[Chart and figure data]
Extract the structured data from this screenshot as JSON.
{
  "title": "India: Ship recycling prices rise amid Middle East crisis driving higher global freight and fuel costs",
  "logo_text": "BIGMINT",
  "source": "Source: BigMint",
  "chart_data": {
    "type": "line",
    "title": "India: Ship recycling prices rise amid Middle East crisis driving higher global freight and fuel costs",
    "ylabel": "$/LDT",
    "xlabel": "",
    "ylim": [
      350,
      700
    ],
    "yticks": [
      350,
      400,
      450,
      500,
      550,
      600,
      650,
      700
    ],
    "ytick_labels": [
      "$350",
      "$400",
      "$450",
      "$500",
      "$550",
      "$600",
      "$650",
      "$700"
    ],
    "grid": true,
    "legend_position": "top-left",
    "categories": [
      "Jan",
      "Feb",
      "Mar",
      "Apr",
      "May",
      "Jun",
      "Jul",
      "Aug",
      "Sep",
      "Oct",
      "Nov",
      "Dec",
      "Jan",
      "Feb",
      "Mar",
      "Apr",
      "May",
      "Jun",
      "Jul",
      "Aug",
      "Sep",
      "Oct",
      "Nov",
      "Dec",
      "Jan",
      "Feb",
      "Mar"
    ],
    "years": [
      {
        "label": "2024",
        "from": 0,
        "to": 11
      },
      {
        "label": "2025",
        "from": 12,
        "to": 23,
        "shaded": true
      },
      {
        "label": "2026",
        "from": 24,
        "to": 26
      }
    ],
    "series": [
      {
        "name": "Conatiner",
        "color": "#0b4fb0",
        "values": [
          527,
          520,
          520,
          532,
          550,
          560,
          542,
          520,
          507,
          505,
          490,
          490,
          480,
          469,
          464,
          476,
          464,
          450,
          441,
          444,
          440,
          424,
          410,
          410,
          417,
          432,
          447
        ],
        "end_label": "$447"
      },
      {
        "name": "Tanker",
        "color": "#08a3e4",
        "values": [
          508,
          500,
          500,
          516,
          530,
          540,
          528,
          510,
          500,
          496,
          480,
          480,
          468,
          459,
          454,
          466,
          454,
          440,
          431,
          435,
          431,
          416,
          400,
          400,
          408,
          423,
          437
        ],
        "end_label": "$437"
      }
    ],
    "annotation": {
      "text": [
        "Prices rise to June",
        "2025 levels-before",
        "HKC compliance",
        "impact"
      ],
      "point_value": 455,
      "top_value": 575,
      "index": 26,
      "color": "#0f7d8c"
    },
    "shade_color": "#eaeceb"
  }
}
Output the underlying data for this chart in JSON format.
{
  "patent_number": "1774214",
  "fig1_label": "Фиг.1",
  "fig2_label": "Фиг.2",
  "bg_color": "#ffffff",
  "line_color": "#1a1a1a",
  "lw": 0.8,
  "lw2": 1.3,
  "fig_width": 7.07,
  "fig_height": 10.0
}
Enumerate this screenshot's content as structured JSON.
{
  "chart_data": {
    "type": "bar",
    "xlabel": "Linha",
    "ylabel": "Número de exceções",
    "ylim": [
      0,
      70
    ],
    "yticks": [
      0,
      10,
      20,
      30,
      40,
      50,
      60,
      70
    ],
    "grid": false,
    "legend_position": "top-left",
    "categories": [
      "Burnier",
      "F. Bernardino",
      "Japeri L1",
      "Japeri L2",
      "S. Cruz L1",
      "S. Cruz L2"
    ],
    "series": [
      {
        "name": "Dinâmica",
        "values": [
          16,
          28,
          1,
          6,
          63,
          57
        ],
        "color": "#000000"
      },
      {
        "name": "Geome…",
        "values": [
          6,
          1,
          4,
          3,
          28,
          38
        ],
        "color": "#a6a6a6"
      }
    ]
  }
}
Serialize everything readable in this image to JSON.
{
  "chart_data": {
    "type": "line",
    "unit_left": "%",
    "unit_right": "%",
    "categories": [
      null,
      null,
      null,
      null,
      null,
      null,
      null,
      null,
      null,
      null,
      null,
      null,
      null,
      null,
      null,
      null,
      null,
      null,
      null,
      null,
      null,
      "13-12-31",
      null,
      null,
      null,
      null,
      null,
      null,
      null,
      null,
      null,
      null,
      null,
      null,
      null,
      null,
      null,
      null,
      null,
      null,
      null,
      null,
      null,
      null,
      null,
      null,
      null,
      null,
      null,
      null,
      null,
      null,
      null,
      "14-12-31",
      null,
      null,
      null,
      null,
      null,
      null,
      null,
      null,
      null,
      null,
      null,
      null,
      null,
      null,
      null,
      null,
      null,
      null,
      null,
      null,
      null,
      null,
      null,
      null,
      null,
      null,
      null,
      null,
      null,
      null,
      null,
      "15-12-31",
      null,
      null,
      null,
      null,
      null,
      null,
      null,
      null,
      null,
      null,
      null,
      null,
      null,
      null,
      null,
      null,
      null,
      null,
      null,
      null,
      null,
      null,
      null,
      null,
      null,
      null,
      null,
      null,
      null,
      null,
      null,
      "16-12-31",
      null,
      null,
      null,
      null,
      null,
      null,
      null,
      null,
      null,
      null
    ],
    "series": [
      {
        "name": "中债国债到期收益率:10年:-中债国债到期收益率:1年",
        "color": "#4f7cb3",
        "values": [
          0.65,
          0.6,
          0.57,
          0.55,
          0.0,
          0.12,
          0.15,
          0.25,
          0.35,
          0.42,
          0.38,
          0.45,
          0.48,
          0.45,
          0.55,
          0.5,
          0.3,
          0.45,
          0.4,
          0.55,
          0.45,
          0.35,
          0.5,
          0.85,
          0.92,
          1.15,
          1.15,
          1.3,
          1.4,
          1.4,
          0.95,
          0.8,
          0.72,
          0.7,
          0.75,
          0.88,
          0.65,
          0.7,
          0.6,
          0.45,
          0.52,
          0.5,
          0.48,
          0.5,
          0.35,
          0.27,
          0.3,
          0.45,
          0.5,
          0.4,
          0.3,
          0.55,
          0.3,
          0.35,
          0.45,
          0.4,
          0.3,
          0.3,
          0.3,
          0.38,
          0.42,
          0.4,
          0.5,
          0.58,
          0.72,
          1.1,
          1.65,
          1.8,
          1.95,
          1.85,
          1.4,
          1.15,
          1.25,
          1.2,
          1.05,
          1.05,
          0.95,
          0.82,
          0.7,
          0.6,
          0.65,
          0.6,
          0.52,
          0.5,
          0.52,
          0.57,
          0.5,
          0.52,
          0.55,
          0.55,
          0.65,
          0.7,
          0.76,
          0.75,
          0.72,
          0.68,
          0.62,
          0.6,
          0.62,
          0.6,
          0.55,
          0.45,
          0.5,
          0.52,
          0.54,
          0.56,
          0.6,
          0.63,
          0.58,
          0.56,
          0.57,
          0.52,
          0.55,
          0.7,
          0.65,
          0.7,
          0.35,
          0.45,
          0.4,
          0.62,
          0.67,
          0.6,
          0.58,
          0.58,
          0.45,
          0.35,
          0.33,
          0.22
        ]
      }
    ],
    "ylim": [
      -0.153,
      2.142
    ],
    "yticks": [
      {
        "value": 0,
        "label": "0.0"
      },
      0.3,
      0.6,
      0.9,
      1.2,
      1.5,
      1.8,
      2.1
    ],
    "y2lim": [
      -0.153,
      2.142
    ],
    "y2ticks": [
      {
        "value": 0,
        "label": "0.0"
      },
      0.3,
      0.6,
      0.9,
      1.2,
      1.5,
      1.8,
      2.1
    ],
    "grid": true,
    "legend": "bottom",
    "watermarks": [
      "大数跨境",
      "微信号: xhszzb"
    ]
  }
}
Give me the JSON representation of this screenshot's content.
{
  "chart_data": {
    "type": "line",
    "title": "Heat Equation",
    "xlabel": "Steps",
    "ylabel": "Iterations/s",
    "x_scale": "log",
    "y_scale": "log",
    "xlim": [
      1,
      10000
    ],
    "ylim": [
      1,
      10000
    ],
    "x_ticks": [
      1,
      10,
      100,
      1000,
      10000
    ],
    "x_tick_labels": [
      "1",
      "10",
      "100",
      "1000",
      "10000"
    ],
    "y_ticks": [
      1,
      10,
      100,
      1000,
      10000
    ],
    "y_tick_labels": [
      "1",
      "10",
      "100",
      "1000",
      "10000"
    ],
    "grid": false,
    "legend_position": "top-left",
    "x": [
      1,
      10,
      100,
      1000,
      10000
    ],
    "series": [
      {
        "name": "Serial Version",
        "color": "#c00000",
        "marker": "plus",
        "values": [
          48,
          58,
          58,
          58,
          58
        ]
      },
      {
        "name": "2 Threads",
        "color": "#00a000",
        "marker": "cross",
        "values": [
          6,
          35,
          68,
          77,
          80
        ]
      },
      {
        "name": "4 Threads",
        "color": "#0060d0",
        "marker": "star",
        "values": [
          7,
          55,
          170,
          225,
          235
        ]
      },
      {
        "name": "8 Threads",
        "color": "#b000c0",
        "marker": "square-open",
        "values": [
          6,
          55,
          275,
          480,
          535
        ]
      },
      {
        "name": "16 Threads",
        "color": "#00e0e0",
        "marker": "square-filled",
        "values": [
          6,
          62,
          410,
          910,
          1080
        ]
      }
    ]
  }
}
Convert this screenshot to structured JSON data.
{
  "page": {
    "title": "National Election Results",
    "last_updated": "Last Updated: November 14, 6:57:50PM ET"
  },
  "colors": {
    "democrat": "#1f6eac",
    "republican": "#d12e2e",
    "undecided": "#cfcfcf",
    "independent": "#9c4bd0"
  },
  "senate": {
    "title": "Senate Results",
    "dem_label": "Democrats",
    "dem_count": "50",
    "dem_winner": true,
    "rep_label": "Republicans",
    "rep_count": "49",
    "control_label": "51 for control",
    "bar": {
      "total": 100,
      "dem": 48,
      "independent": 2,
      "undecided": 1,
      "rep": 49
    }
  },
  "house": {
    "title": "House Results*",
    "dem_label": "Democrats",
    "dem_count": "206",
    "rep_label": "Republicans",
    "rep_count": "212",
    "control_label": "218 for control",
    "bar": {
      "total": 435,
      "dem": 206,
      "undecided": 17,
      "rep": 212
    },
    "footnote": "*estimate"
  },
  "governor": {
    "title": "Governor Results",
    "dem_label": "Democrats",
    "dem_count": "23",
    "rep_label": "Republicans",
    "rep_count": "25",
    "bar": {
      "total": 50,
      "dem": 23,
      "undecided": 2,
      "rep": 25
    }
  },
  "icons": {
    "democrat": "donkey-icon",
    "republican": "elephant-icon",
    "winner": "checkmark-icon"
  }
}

WHAT YOU ARE ASKED TO DO: What is the number of lines that hold the string "marker"? Give it alone.

ANSWER TO THIS TASK: 5